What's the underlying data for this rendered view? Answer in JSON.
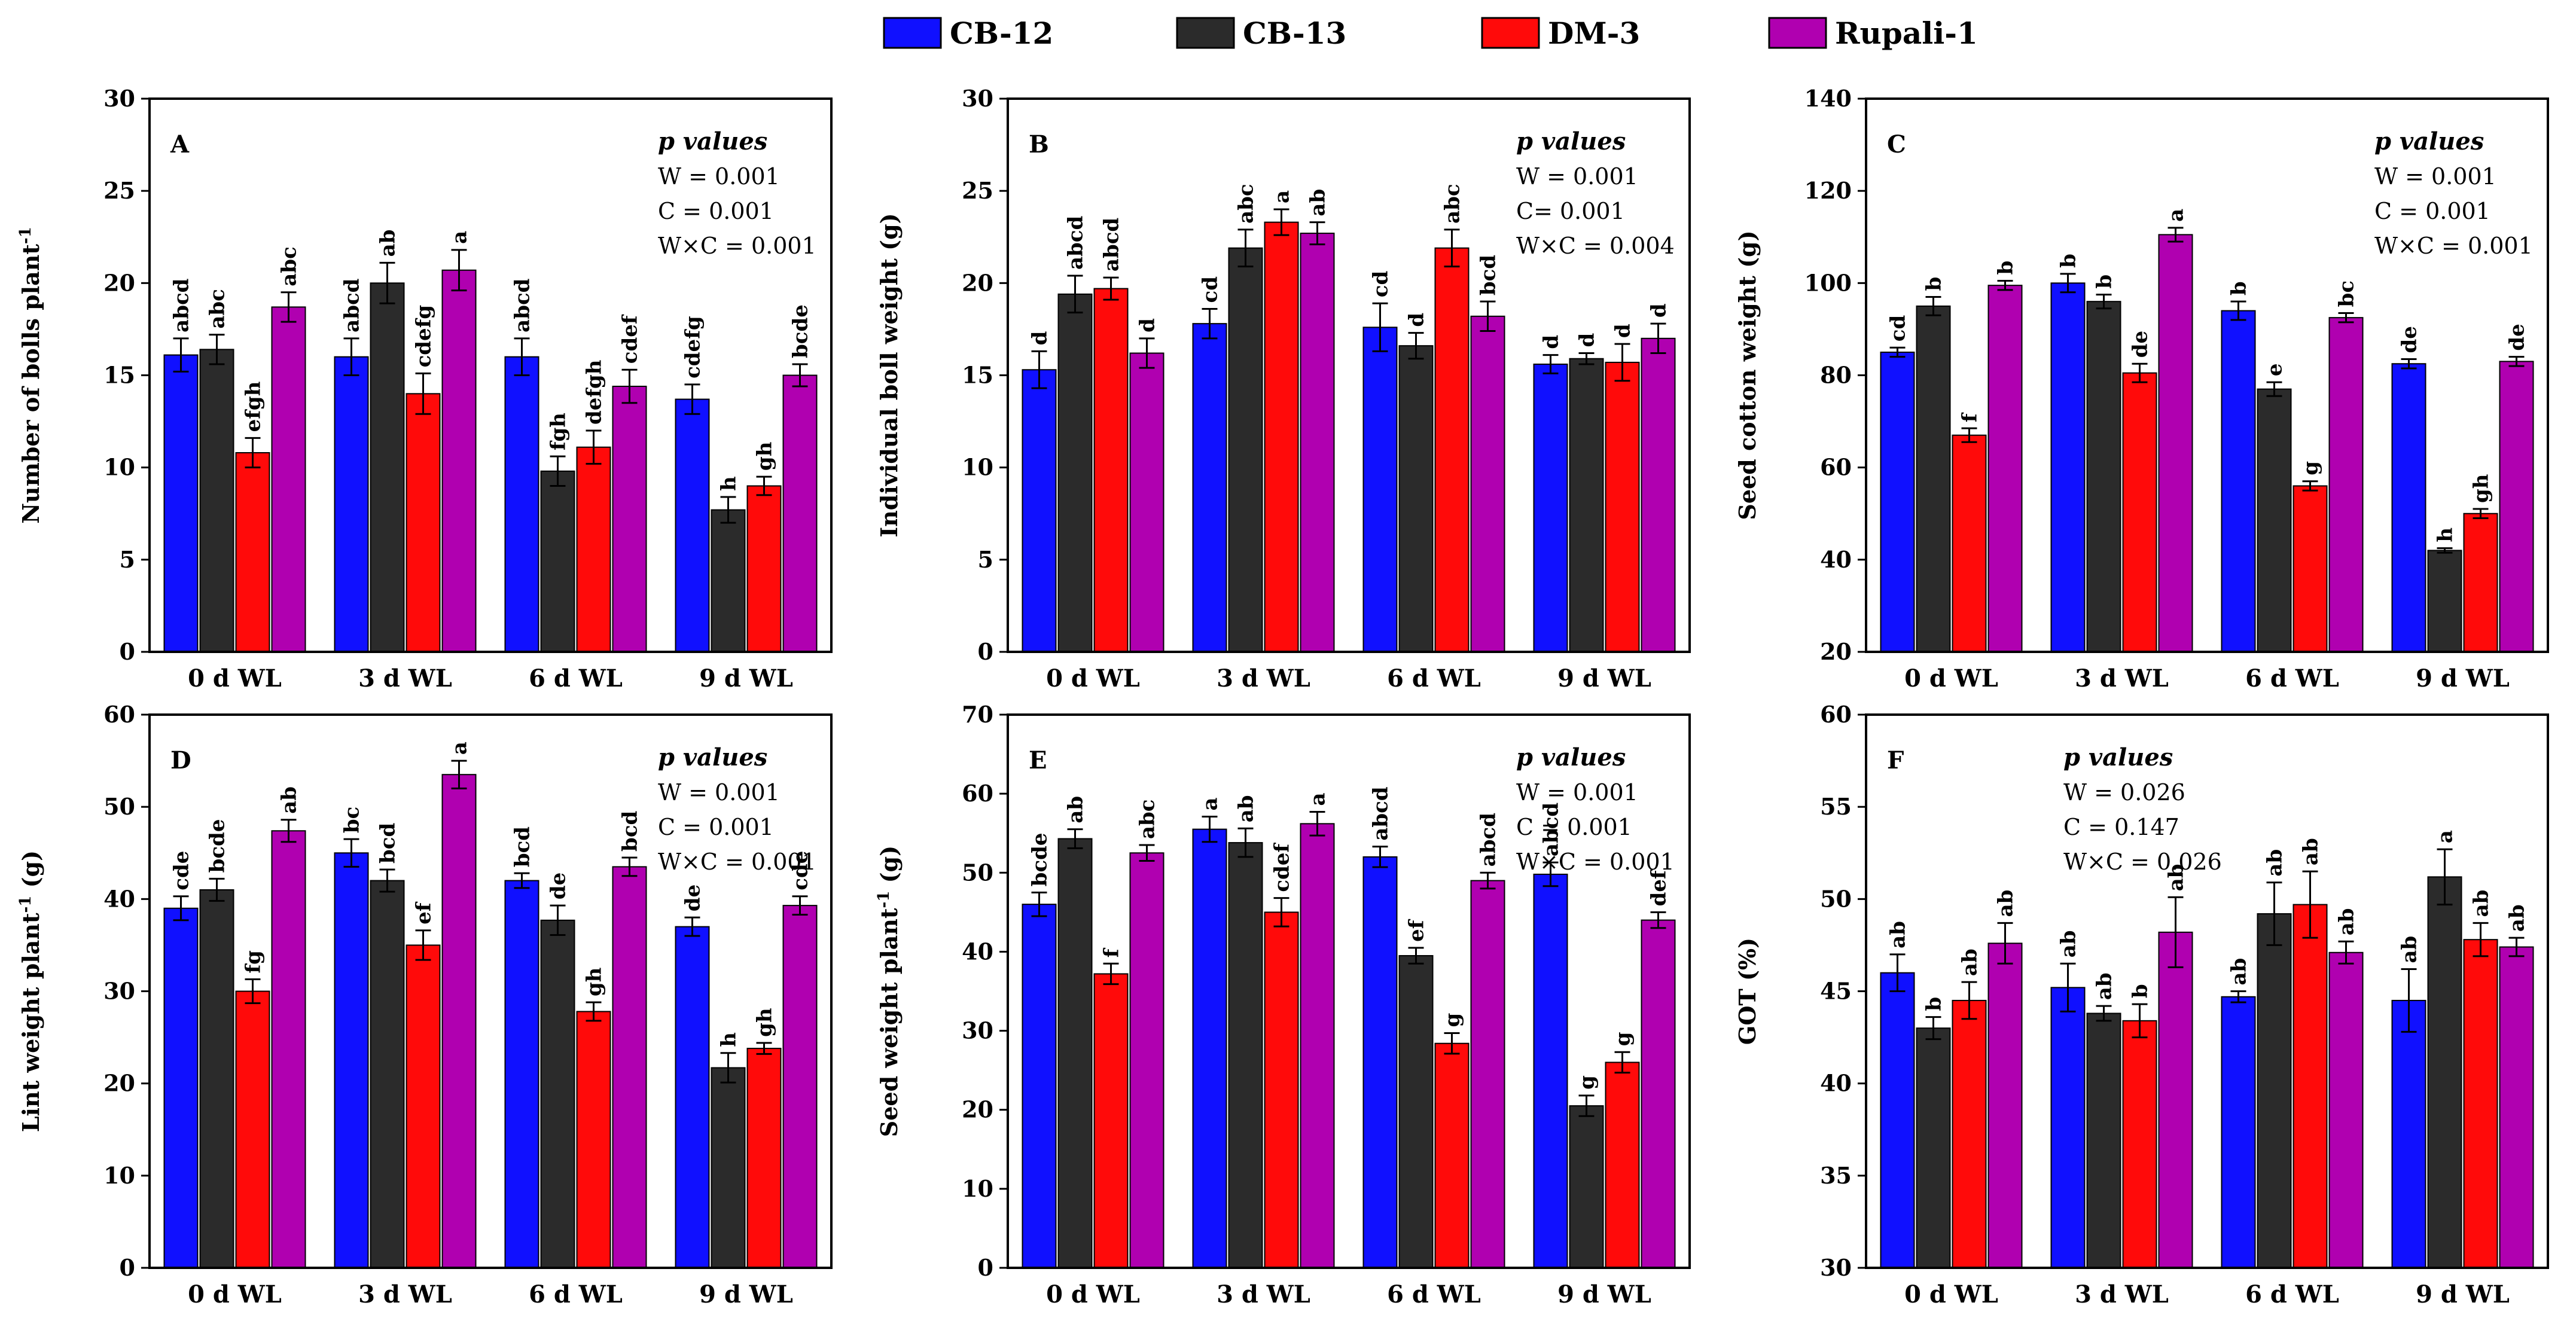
{
  "legend": [
    {
      "name": "CB-12",
      "color": "#1010ff"
    },
    {
      "name": "CB-13",
      "color": "#2b2b2b"
    },
    {
      "name": "DM-3",
      "color": "#ff0a0a"
    },
    {
      "name": "Rupali-1",
      "color": "#b000b0"
    }
  ],
  "chart_data": [
    {
      "type": "bar",
      "letter": "A",
      "ylabel": "Number of bolls plant",
      "ylabel_sup": "-1",
      "ylim": [
        0,
        30
      ],
      "yticks": [
        0,
        5,
        10,
        15,
        20,
        25,
        30
      ],
      "categories": [
        "0 d WL",
        "3 d WL",
        "6 d WL",
        "9 d WL"
      ],
      "stats_title": "p values",
      "stats": [
        "W = 0.001",
        "C = 0.001",
        "W×C = 0.001"
      ],
      "stats_pos": "top-right",
      "series": [
        {
          "name": "CB-12",
          "values": [
            16.1,
            16.0,
            16.0,
            13.7
          ],
          "errors": [
            0.9,
            1.0,
            1.0,
            0.8
          ],
          "labels": [
            "abcd",
            "abcd",
            "abcd",
            "cdefg"
          ]
        },
        {
          "name": "CB-13",
          "values": [
            16.4,
            20.0,
            9.8,
            7.7
          ],
          "errors": [
            0.8,
            1.1,
            0.8,
            0.7
          ],
          "labels": [
            "abc",
            "ab",
            "fgh",
            "h"
          ]
        },
        {
          "name": "DM-3",
          "values": [
            10.8,
            14.0,
            11.1,
            9.0
          ],
          "errors": [
            0.8,
            1.1,
            0.9,
            0.5
          ],
          "labels": [
            "efgh",
            "cdefg",
            "defgh",
            "gh"
          ]
        },
        {
          "name": "Rupali-1",
          "values": [
            18.7,
            20.7,
            14.4,
            15.0
          ],
          "errors": [
            0.8,
            1.1,
            0.9,
            0.6
          ],
          "labels": [
            "abc",
            "a",
            "cdef",
            "bcde"
          ]
        }
      ]
    },
    {
      "type": "bar",
      "letter": "B",
      "ylabel": "Individual boll weight (g)",
      "ylabel_sup": "",
      "ylim": [
        0,
        30
      ],
      "yticks": [
        0,
        5,
        10,
        15,
        20,
        25,
        30
      ],
      "categories": [
        "0 d WL",
        "3 d WL",
        "6 d WL",
        "9 d WL"
      ],
      "stats_title": "p values",
      "stats": [
        "W = 0.001",
        "C= 0.001",
        "W×C = 0.004"
      ],
      "stats_pos": "top-right",
      "series": [
        {
          "name": "CB-12",
          "values": [
            15.3,
            17.8,
            17.6,
            15.6
          ],
          "errors": [
            1.0,
            0.8,
            1.3,
            0.5
          ],
          "labels": [
            "d",
            "cd",
            "cd",
            "d"
          ]
        },
        {
          "name": "CB-13",
          "values": [
            19.4,
            21.9,
            16.6,
            15.9
          ],
          "errors": [
            1.0,
            1.0,
            0.7,
            0.3
          ],
          "labels": [
            "abcd",
            "abc",
            "d",
            "d"
          ]
        },
        {
          "name": "DM-3",
          "values": [
            19.7,
            23.3,
            21.9,
            15.7
          ],
          "errors": [
            0.6,
            0.7,
            1.0,
            1.0
          ],
          "labels": [
            "abcd",
            "a",
            "abc",
            "d"
          ]
        },
        {
          "name": "Rupali-1",
          "values": [
            16.2,
            22.7,
            18.2,
            17.0
          ],
          "errors": [
            0.8,
            0.6,
            0.8,
            0.8
          ],
          "labels": [
            "d",
            "ab",
            "bcd",
            "d"
          ]
        }
      ]
    },
    {
      "type": "bar",
      "letter": "C",
      "ylabel": "Seed cotton weight (g)",
      "ylabel_sup": "",
      "ylim": [
        20,
        140
      ],
      "yticks": [
        20,
        40,
        60,
        80,
        100,
        120,
        140
      ],
      "categories": [
        "0 d WL",
        "3 d WL",
        "6 d WL",
        "9 d WL"
      ],
      "stats_title": "p values",
      "stats": [
        "W = 0.001",
        "C = 0.001",
        "W×C = 0.001"
      ],
      "stats_pos": "top-right",
      "series": [
        {
          "name": "CB-12",
          "values": [
            85.0,
            100.0,
            94.0,
            82.5
          ],
          "errors": [
            1.0,
            2.0,
            2.0,
            1.0
          ],
          "labels": [
            "cd",
            "b",
            "b",
            "de"
          ]
        },
        {
          "name": "CB-13",
          "values": [
            95.0,
            96.0,
            77.0,
            42.0
          ],
          "errors": [
            2.0,
            1.5,
            1.5,
            0.5
          ],
          "labels": [
            "b",
            "b",
            "e",
            "h"
          ]
        },
        {
          "name": "DM-3",
          "values": [
            67.0,
            80.5,
            56.0,
            50.0
          ],
          "errors": [
            1.5,
            2.0,
            1.0,
            1.0
          ],
          "labels": [
            "f",
            "de",
            "g",
            "gh"
          ]
        },
        {
          "name": "Rupali-1",
          "values": [
            99.5,
            110.5,
            92.5,
            83.0
          ],
          "errors": [
            1.0,
            1.5,
            1.0,
            1.0
          ],
          "labels": [
            "b",
            "a",
            "bc",
            "de"
          ]
        }
      ]
    },
    {
      "type": "bar",
      "letter": "D",
      "ylabel": "Lint weight plant",
      "ylabel_sup": "-1",
      "ylabel_after": " (g)",
      "ylim": [
        0,
        60
      ],
      "yticks": [
        0,
        10,
        20,
        30,
        40,
        50,
        60
      ],
      "categories": [
        "0 d WL",
        "3 d WL",
        "6 d WL",
        "9 d WL"
      ],
      "stats_title": "p values",
      "stats": [
        "W = 0.001",
        "C = 0.001",
        "W×C = 0.001"
      ],
      "stats_pos": "top-right",
      "series": [
        {
          "name": "CB-12",
          "values": [
            39.0,
            45.0,
            42.0,
            37.0
          ],
          "errors": [
            1.3,
            1.5,
            0.8,
            1.0
          ],
          "labels": [
            "cde",
            "bc",
            "bcd",
            "de"
          ]
        },
        {
          "name": "CB-13",
          "values": [
            41.0,
            42.0,
            37.7,
            21.7
          ],
          "errors": [
            1.2,
            1.2,
            1.6,
            1.6
          ],
          "labels": [
            "bcde",
            "bcd",
            "de",
            "h"
          ]
        },
        {
          "name": "DM-3",
          "values": [
            30.0,
            35.0,
            27.8,
            23.8
          ],
          "errors": [
            1.3,
            1.6,
            1.0,
            0.6
          ],
          "labels": [
            "fg",
            "ef",
            "gh",
            "gh"
          ]
        },
        {
          "name": "Rupali-1",
          "values": [
            47.4,
            53.5,
            43.5,
            39.3
          ],
          "errors": [
            1.2,
            1.5,
            1.0,
            1.0
          ],
          "labels": [
            "ab",
            "a",
            "bcd",
            "cde"
          ]
        }
      ]
    },
    {
      "type": "bar",
      "letter": "E",
      "ylabel": "Seed weight plant",
      "ylabel_sup": "-1",
      "ylabel_after": " (g)",
      "ylim": [
        0,
        70
      ],
      "yticks": [
        0,
        10,
        20,
        30,
        40,
        50,
        60,
        70
      ],
      "categories": [
        "0 d WL",
        "3 d WL",
        "6 d WL",
        "9 d WL"
      ],
      "stats_title": "p values",
      "stats": [
        "W = 0.001",
        "C = 0.001",
        "W×C = 0.001"
      ],
      "stats_pos": "top-right",
      "series": [
        {
          "name": "CB-12",
          "values": [
            46.0,
            55.5,
            52.0,
            49.8
          ],
          "errors": [
            1.5,
            1.6,
            1.3,
            1.5
          ],
          "labels": [
            "bcde",
            "a",
            "abcd",
            "abcd"
          ]
        },
        {
          "name": "CB-13",
          "values": [
            54.3,
            53.8,
            39.5,
            20.5
          ],
          "errors": [
            1.2,
            1.8,
            1.0,
            1.3
          ],
          "labels": [
            "ab",
            "ab",
            "ef",
            "g"
          ]
        },
        {
          "name": "DM-3",
          "values": [
            37.2,
            45.0,
            28.4,
            26.0
          ],
          "errors": [
            1.3,
            1.8,
            1.3,
            1.3
          ],
          "labels": [
            "f",
            "cdef",
            "g",
            "g"
          ]
        },
        {
          "name": "Rupali-1",
          "values": [
            52.5,
            56.2,
            49.0,
            44.0
          ],
          "errors": [
            1.0,
            1.5,
            1.0,
            1.0
          ],
          "labels": [
            "abc",
            "a",
            "abcd",
            "def"
          ]
        }
      ]
    },
    {
      "type": "bar",
      "letter": "F",
      "ylabel": "GOT (%)",
      "ylabel_sup": "",
      "ylim": [
        30,
        60
      ],
      "yticks": [
        30,
        35,
        40,
        45,
        50,
        55,
        60
      ],
      "categories": [
        "0 d WL",
        "3 d WL",
        "6 d WL",
        "9 d WL"
      ],
      "stats_title": "p values",
      "stats": [
        "W = 0.026",
        "C = 0.147",
        "W×C = 0.026"
      ],
      "stats_pos": "top-left",
      "series": [
        {
          "name": "CB-12",
          "values": [
            46.0,
            45.2,
            44.7,
            44.5
          ],
          "errors": [
            1.0,
            1.3,
            0.3,
            1.7
          ],
          "labels": [
            "ab",
            "ab",
            "ab",
            "ab"
          ]
        },
        {
          "name": "CB-13",
          "values": [
            43.0,
            43.8,
            49.2,
            51.2
          ],
          "errors": [
            0.6,
            0.4,
            1.7,
            1.5
          ],
          "labels": [
            "b",
            "ab",
            "ab",
            "a"
          ]
        },
        {
          "name": "DM-3",
          "values": [
            44.5,
            43.4,
            49.7,
            47.8
          ],
          "errors": [
            1.0,
            0.9,
            1.8,
            0.9
          ],
          "labels": [
            "ab",
            "b",
            "ab",
            "ab"
          ]
        },
        {
          "name": "Rupali-1",
          "values": [
            47.6,
            48.2,
            47.1,
            47.4
          ],
          "errors": [
            1.1,
            1.9,
            0.6,
            0.5
          ],
          "labels": [
            "ab",
            "ab",
            "ab",
            "ab"
          ]
        }
      ]
    }
  ]
}
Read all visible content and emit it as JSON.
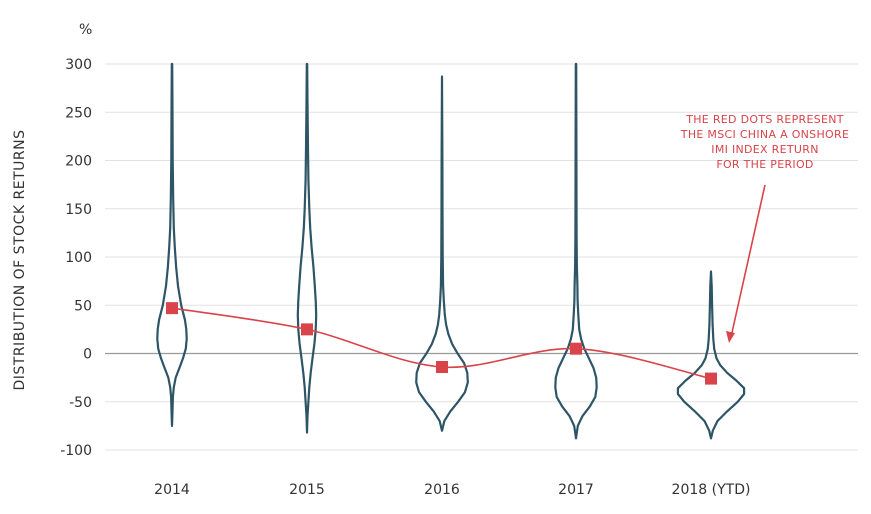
{
  "chart_data": {
    "type": "violin",
    "unit_label": "%",
    "ylabel": "DISTRIBUTION OF STOCK RETURNS",
    "ylim": [
      -100,
      300
    ],
    "yticks": [
      300,
      250,
      200,
      150,
      100,
      50,
      0,
      -50,
      -100
    ],
    "categories": [
      "2014",
      "2015",
      "2016",
      "2017",
      "2018 (YTD)"
    ],
    "index_returns": [
      47,
      25,
      -14,
      5,
      -26
    ],
    "annotation": [
      "THE RED DOTS REPRESENT",
      "THE MSCI CHINA A ONSHORE",
      "IMI INDEX RETURN",
      "FOR THE PERIOD"
    ],
    "grid": "horizontal",
    "colors": {
      "violin": "#2e5566",
      "index": "#d9434a",
      "grid": "#e2e2e2"
    },
    "distributions": [
      {
        "range": [
          -75,
          300
        ],
        "profile": [
          [
            -75,
            0
          ],
          [
            -60,
            1
          ],
          [
            -45,
            2
          ],
          [
            -35,
            4
          ],
          [
            -25,
            8
          ],
          [
            -15,
            16
          ],
          [
            -5,
            24
          ],
          [
            5,
            30
          ],
          [
            15,
            32
          ],
          [
            25,
            31
          ],
          [
            35,
            28
          ],
          [
            50,
            20
          ],
          [
            70,
            13
          ],
          [
            90,
            9
          ],
          [
            110,
            6
          ],
          [
            130,
            4
          ],
          [
            160,
            2.5
          ],
          [
            200,
            1.5
          ],
          [
            250,
            1
          ],
          [
            300,
            0.5
          ]
        ]
      },
      {
        "range": [
          -82,
          300
        ],
        "profile": [
          [
            -82,
            0
          ],
          [
            -65,
            1
          ],
          [
            -50,
            3
          ],
          [
            -35,
            5
          ],
          [
            -20,
            8
          ],
          [
            -5,
            12
          ],
          [
            10,
            16
          ],
          [
            25,
            19
          ],
          [
            40,
            20
          ],
          [
            55,
            19
          ],
          [
            70,
            17
          ],
          [
            90,
            14
          ],
          [
            110,
            10
          ],
          [
            130,
            7
          ],
          [
            150,
            5
          ],
          [
            180,
            3
          ],
          [
            220,
            2
          ],
          [
            260,
            1
          ],
          [
            300,
            0.5
          ]
        ]
      },
      {
        "range": [
          -80,
          287
        ],
        "profile": [
          [
            -80,
            0
          ],
          [
            -70,
            5
          ],
          [
            -60,
            18
          ],
          [
            -50,
            35
          ],
          [
            -40,
            50
          ],
          [
            -30,
            56
          ],
          [
            -20,
            55
          ],
          [
            -10,
            48
          ],
          [
            0,
            34
          ],
          [
            10,
            22
          ],
          [
            20,
            14
          ],
          [
            30,
            9
          ],
          [
            40,
            6
          ],
          [
            55,
            4
          ],
          [
            70,
            2.5
          ],
          [
            100,
            1.5
          ],
          [
            150,
            1
          ],
          [
            200,
            0.8
          ],
          [
            287,
            0
          ]
        ]
      },
      {
        "range": [
          -88,
          300
        ],
        "profile": [
          [
            -88,
            0
          ],
          [
            -75,
            4
          ],
          [
            -65,
            14
          ],
          [
            -55,
            30
          ],
          [
            -45,
            42
          ],
          [
            -35,
            45
          ],
          [
            -25,
            44
          ],
          [
            -15,
            38
          ],
          [
            -5,
            28
          ],
          [
            5,
            18
          ],
          [
            15,
            11
          ],
          [
            25,
            7
          ],
          [
            40,
            5
          ],
          [
            55,
            3.5
          ],
          [
            70,
            3
          ],
          [
            90,
            2
          ],
          [
            120,
            1.2
          ],
          [
            160,
            1
          ],
          [
            220,
            0.8
          ],
          [
            300,
            0.5
          ]
        ]
      },
      {
        "range": [
          -88,
          85
        ],
        "profile": [
          [
            -88,
            0
          ],
          [
            -80,
            4
          ],
          [
            -70,
            14
          ],
          [
            -60,
            35
          ],
          [
            -50,
            58
          ],
          [
            -42,
            72
          ],
          [
            -36,
            72
          ],
          [
            -28,
            55
          ],
          [
            -20,
            35
          ],
          [
            -12,
            20
          ],
          [
            -5,
            12
          ],
          [
            5,
            7
          ],
          [
            15,
            5
          ],
          [
            30,
            3.5
          ],
          [
            50,
            2.5
          ],
          [
            70,
            1.5
          ],
          [
            85,
            0
          ]
        ]
      }
    ]
  }
}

▶ TASK OBJECTIVE
Search the preceding listing for the word "JSON" and pull out every line that holds it.

▶ OUTPUT FOR THIS EXERCISE
What's the underlying data for this rendered view? Answer in JSON.
Read all visible content and emit it as JSON.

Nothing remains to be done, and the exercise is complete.